● **Task description**: State how many lines in these records contain the word "вверх", and nothing else.

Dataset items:
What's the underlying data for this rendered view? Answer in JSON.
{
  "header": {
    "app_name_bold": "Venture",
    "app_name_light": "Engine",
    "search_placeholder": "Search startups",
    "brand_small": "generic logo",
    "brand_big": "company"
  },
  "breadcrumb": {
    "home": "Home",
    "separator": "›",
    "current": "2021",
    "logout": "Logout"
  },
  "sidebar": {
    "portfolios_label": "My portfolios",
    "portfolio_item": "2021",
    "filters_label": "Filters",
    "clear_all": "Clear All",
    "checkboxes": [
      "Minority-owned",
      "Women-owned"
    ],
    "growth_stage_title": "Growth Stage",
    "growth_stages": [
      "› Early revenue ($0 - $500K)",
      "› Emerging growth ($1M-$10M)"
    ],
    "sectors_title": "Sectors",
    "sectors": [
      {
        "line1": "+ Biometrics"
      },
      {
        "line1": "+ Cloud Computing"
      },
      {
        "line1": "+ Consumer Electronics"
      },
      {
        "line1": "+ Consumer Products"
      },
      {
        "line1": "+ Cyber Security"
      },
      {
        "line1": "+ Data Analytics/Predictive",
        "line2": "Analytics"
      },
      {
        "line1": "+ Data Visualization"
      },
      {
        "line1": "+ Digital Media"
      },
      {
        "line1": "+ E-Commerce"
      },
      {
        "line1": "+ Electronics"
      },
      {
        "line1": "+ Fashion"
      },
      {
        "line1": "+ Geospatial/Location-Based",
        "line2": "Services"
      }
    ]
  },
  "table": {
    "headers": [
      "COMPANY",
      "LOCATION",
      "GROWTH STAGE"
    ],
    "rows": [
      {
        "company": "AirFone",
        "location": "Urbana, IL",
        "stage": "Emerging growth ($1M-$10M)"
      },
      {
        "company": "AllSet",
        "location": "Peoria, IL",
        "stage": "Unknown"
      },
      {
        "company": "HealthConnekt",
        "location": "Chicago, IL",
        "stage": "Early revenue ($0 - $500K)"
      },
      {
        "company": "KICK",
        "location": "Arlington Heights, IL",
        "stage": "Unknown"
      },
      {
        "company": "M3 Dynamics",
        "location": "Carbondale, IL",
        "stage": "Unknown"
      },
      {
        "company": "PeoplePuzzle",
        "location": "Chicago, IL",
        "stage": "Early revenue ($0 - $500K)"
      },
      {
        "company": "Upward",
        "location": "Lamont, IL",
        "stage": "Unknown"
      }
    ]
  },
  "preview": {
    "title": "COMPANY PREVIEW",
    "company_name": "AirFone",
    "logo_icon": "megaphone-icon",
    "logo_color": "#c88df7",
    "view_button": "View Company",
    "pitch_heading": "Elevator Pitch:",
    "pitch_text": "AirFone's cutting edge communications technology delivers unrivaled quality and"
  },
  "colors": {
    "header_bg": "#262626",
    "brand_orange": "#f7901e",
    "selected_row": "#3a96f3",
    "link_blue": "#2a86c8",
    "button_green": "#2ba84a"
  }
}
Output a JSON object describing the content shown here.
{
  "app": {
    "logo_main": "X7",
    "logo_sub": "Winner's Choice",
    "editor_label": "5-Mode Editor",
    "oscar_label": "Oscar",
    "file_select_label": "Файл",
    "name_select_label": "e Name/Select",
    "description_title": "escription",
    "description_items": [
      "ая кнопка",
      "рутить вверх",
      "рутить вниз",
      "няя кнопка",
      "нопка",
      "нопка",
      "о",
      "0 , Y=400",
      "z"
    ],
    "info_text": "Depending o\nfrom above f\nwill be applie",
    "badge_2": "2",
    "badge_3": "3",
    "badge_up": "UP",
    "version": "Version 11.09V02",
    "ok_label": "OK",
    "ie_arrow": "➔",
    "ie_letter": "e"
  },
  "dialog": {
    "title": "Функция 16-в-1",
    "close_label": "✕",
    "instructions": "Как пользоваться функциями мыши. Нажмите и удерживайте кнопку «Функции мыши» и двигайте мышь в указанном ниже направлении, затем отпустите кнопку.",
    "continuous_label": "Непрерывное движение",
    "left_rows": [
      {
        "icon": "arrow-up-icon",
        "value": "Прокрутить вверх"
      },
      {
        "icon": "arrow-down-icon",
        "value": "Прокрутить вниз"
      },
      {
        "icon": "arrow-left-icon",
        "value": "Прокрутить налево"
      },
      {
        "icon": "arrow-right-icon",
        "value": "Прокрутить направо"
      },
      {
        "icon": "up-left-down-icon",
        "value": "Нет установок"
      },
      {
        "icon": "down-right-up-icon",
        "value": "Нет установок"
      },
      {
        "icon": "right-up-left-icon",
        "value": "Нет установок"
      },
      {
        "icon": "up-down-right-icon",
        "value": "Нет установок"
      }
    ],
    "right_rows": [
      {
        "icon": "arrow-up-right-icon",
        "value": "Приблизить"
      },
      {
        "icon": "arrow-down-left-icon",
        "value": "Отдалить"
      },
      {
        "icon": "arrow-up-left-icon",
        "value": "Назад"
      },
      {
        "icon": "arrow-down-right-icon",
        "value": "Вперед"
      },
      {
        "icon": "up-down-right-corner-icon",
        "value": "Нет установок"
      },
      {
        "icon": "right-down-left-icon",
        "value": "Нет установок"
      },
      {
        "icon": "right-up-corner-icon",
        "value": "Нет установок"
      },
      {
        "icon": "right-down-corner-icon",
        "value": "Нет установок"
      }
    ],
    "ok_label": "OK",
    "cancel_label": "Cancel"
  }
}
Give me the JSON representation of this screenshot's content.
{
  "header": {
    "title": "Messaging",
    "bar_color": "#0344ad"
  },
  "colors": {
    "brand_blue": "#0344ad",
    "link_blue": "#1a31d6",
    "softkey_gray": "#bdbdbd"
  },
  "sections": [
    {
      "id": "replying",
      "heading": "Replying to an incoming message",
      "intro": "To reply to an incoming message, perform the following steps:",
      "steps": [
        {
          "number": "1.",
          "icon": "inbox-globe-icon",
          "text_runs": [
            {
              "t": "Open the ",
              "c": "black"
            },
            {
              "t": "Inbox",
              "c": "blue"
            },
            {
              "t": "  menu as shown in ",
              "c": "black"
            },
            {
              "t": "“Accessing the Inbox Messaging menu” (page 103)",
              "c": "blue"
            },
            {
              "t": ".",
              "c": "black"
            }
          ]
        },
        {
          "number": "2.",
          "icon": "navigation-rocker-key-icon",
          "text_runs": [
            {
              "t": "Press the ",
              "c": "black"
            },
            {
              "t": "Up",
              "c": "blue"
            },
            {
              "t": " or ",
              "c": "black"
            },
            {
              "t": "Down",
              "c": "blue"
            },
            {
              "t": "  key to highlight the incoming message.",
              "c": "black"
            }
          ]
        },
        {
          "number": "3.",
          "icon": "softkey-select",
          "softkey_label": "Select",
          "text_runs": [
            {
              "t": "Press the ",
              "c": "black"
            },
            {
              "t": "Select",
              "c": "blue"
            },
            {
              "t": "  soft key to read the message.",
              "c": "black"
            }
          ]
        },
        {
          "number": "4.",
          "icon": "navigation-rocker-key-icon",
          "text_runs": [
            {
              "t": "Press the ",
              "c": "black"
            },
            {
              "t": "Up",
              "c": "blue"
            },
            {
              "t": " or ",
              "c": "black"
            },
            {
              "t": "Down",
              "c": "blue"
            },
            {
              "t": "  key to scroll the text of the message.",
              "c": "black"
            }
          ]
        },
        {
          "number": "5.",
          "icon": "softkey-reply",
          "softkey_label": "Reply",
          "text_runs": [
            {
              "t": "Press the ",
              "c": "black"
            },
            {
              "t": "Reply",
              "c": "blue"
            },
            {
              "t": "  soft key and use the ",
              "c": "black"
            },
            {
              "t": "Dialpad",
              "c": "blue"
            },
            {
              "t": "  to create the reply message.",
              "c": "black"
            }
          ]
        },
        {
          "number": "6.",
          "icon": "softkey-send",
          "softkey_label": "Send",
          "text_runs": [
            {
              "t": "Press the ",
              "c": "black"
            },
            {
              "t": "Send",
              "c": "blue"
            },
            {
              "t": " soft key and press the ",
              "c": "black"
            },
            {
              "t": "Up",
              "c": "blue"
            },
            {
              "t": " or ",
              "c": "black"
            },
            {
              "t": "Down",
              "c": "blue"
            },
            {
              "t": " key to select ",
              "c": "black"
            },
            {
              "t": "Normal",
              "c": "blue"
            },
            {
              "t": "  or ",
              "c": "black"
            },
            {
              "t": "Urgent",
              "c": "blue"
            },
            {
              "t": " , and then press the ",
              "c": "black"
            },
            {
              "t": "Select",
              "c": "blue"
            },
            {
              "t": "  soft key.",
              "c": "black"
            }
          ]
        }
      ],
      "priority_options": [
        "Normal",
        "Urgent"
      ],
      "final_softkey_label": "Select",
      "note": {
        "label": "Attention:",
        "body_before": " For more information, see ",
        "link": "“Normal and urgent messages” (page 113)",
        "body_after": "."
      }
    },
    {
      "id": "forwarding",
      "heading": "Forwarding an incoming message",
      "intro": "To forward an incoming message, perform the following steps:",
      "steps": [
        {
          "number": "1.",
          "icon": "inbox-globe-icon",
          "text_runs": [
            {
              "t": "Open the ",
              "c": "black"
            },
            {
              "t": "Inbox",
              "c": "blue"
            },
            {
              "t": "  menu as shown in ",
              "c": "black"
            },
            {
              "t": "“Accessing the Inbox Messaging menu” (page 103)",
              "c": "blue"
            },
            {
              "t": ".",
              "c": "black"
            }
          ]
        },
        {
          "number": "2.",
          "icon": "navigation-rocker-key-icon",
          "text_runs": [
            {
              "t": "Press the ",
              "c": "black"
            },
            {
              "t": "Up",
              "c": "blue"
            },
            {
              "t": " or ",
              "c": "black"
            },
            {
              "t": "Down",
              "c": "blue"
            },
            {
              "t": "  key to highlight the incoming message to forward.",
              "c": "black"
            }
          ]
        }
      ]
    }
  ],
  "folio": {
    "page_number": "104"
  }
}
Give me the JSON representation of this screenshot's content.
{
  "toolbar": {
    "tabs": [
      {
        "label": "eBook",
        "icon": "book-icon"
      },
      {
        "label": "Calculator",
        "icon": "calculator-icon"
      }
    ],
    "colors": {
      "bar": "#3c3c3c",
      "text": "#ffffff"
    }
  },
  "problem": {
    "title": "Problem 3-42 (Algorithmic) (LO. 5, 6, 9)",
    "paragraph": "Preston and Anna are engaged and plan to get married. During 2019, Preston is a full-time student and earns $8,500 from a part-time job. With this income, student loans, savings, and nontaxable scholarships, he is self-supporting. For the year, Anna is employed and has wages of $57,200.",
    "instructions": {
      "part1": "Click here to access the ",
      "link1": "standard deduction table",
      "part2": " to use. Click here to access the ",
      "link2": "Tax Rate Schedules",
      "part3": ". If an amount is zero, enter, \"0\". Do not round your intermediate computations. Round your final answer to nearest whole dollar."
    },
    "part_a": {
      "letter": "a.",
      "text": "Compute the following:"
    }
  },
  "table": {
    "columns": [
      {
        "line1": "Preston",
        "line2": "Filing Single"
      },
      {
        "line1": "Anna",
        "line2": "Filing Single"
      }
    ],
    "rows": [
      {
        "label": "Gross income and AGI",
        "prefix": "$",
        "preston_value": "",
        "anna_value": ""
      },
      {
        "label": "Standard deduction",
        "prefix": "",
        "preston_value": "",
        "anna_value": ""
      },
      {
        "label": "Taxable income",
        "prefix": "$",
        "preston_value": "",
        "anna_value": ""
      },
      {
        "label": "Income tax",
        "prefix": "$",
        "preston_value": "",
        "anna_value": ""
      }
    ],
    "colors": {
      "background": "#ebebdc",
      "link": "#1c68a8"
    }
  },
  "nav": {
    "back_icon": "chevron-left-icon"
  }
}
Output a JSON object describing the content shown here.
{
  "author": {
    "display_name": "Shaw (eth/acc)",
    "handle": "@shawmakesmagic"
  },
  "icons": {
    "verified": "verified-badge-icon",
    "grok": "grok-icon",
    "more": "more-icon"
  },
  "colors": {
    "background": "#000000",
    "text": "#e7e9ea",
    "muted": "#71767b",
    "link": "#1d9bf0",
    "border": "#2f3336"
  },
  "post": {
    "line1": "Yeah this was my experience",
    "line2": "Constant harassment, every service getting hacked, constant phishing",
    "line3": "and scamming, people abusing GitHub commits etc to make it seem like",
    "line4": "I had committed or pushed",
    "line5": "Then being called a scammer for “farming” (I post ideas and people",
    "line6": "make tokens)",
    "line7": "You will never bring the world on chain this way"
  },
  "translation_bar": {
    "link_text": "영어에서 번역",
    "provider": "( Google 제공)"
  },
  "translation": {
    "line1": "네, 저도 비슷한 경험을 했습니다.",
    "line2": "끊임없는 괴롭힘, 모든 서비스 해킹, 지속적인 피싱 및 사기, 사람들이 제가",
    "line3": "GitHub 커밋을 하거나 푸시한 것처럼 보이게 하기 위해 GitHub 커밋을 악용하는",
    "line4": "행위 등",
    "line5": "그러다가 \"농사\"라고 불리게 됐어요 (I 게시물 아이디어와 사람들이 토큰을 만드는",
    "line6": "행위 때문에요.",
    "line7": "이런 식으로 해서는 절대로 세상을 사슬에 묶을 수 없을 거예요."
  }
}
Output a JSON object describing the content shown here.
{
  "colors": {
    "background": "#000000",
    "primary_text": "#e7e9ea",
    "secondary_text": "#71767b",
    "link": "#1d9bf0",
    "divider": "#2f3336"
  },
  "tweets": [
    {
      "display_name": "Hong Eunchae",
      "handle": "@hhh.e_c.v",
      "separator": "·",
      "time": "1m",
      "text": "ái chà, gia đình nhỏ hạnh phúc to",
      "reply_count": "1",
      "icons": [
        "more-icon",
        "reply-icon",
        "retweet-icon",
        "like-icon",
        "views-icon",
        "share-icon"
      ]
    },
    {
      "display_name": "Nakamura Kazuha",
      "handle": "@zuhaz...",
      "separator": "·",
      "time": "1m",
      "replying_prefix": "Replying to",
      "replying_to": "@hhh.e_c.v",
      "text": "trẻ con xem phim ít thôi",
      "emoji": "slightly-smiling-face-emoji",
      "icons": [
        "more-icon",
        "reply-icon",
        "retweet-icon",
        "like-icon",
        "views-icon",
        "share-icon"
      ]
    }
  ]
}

● **Solution to the exercise**: 2